Data entries for graphics:
>>>

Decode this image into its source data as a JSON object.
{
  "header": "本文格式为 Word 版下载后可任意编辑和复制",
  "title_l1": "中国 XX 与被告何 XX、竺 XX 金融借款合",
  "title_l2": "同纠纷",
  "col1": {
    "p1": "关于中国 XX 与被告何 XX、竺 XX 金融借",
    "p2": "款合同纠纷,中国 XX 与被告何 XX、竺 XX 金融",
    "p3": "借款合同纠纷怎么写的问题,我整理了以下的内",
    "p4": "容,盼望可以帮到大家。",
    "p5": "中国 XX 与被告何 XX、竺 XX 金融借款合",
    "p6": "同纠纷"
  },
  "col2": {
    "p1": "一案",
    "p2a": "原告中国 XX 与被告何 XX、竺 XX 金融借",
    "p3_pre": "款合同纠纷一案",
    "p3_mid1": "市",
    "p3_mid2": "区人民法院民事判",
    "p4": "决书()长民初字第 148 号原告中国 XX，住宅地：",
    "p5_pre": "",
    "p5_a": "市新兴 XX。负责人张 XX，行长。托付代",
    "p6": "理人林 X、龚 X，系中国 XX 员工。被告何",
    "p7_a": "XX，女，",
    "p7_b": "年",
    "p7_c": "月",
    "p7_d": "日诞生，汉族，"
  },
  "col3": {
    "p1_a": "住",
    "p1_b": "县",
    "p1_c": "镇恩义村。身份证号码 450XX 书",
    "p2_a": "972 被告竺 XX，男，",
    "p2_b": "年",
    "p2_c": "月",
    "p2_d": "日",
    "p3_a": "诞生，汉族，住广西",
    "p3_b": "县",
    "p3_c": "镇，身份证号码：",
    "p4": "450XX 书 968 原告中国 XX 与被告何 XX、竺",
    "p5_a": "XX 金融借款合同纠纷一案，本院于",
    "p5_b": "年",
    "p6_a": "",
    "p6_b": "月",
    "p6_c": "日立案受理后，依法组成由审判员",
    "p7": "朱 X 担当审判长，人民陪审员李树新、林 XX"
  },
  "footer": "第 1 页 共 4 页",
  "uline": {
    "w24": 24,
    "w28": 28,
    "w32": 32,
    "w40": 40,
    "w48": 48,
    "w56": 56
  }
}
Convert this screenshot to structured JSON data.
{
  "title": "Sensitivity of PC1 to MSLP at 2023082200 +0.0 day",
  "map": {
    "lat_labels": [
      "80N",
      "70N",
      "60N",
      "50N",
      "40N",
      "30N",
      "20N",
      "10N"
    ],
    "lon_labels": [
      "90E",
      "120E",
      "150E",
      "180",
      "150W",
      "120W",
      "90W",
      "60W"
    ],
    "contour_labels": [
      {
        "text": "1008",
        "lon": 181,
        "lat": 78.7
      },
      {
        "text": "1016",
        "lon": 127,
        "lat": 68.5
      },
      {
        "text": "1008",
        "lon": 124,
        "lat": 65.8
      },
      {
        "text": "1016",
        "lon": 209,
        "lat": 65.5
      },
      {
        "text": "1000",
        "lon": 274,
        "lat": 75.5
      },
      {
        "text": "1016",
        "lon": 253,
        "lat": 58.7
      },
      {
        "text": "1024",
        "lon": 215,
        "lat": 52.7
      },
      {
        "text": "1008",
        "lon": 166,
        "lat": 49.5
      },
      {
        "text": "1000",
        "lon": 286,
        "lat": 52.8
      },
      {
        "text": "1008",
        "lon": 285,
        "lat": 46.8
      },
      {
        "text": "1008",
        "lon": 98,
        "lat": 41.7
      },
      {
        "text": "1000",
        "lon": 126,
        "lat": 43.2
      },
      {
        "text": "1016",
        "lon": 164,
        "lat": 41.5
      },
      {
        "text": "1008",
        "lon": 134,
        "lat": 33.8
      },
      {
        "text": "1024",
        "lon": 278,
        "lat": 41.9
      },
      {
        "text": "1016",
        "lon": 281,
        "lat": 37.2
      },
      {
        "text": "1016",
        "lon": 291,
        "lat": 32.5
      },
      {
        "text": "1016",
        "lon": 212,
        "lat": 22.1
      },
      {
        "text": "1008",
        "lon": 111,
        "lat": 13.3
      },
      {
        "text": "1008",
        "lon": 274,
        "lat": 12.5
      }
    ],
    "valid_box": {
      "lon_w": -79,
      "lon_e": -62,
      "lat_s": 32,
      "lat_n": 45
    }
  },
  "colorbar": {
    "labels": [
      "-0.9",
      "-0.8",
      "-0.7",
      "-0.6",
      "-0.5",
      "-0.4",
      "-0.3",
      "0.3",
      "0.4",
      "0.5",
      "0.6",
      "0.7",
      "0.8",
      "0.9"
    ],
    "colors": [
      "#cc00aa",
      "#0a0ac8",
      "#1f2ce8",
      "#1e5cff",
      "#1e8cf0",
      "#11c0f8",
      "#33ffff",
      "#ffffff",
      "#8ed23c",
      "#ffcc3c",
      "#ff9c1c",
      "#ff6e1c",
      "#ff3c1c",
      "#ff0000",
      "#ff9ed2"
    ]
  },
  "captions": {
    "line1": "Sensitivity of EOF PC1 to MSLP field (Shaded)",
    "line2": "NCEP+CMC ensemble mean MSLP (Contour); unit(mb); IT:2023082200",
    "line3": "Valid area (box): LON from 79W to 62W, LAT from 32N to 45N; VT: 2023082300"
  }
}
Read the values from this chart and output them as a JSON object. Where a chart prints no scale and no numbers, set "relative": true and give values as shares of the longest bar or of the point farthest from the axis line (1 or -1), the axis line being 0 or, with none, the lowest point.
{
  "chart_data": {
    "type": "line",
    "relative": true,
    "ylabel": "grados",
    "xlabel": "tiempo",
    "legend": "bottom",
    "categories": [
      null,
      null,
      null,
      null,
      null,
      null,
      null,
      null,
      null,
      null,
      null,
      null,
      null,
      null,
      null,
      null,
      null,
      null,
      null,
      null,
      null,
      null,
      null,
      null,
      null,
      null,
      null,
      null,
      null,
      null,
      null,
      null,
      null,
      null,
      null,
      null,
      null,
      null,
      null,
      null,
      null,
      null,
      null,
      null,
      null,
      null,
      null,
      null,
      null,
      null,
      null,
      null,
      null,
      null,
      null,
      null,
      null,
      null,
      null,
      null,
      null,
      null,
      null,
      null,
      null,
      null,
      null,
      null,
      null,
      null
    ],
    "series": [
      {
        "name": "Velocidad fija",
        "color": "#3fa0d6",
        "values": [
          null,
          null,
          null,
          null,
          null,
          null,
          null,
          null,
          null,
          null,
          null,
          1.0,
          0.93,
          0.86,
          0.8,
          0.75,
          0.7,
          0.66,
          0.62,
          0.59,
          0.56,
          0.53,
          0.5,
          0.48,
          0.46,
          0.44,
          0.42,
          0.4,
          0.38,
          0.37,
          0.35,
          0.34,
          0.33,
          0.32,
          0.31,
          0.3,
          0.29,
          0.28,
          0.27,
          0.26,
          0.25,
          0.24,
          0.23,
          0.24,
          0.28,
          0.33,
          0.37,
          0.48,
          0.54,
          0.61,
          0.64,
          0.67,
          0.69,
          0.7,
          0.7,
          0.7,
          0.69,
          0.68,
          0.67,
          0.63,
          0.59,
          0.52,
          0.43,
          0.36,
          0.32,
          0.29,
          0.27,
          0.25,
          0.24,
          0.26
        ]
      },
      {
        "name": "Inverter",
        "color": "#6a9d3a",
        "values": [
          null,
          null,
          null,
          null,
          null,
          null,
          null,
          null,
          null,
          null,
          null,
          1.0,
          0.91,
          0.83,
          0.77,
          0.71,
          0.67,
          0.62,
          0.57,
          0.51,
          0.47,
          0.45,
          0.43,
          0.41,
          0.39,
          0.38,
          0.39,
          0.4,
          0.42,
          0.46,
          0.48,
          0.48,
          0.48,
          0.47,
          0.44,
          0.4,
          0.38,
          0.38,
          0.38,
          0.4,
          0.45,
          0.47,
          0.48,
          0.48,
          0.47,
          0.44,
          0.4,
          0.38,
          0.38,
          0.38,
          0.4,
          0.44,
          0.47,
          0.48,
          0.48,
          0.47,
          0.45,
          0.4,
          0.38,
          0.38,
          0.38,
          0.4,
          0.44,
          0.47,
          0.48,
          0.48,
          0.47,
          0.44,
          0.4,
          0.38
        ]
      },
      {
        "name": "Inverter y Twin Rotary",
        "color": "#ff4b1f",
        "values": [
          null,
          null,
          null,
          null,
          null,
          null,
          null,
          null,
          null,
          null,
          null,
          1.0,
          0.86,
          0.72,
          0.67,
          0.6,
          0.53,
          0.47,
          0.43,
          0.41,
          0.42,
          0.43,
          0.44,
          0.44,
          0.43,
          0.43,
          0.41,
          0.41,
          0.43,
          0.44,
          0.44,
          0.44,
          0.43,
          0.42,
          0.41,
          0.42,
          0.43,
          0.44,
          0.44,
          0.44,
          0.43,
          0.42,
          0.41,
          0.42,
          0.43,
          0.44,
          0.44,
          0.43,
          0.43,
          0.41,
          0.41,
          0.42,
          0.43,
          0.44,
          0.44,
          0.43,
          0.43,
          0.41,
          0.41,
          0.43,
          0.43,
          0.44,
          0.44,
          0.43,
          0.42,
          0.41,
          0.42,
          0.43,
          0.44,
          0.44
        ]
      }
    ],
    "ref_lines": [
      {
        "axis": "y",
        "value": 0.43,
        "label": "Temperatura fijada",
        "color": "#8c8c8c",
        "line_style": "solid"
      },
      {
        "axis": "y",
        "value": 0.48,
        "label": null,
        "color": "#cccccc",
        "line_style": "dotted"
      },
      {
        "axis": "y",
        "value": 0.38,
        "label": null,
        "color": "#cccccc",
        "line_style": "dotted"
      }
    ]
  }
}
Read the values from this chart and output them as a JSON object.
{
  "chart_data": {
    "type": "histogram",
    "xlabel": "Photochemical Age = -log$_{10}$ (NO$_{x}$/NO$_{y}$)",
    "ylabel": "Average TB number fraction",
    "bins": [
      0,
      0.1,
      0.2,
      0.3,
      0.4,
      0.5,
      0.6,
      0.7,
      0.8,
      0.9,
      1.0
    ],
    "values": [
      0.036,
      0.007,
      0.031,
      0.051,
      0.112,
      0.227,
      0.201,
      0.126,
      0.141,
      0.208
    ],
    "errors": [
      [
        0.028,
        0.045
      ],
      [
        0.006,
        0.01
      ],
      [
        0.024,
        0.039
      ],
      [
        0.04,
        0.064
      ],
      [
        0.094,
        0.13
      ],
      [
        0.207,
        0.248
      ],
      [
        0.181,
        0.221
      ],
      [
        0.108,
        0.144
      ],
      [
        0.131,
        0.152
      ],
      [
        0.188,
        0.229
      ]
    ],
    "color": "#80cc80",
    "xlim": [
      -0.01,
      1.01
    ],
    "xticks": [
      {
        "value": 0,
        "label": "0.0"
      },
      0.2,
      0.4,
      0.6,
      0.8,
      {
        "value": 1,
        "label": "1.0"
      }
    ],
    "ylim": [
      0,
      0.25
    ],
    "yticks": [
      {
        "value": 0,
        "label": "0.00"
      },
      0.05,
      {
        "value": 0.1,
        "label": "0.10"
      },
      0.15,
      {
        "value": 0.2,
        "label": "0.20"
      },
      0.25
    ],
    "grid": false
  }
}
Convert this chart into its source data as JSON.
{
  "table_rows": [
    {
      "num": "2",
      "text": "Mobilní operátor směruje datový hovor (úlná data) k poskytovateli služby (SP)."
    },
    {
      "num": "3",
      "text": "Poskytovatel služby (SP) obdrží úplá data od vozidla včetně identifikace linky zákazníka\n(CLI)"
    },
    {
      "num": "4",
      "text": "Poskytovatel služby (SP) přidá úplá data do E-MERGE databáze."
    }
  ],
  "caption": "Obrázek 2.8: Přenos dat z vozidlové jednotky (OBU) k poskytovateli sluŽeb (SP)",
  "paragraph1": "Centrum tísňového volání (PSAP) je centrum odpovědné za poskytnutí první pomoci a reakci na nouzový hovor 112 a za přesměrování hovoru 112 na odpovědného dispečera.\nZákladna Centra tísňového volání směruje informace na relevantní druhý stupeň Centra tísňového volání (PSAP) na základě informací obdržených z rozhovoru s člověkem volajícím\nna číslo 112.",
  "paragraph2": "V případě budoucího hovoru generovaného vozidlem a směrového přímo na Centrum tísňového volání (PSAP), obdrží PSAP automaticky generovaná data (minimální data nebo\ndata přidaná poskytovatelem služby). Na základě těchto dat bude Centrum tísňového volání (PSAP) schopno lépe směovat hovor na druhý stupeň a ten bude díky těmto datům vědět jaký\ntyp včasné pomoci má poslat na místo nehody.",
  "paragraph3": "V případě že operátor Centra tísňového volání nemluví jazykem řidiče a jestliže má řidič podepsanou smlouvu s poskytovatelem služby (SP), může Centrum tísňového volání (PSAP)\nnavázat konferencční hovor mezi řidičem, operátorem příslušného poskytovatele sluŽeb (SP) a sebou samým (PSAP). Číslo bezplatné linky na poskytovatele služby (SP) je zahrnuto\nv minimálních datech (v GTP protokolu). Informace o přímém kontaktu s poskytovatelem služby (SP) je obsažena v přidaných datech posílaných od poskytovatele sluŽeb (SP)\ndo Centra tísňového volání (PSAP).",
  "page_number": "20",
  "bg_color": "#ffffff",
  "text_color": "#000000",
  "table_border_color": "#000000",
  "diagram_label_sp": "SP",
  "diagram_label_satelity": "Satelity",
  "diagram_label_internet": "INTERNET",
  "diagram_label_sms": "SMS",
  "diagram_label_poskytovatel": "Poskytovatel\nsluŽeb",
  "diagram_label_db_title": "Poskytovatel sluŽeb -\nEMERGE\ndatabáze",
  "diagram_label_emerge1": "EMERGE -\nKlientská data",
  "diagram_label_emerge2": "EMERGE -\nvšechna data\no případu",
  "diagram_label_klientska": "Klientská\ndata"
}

<<<

Direction:
Using the listing above, show every line that includes the string "into".

Result for this exercise:
Decode this image into its source data as a JSON object.
Convert this chart into its source data as JSON.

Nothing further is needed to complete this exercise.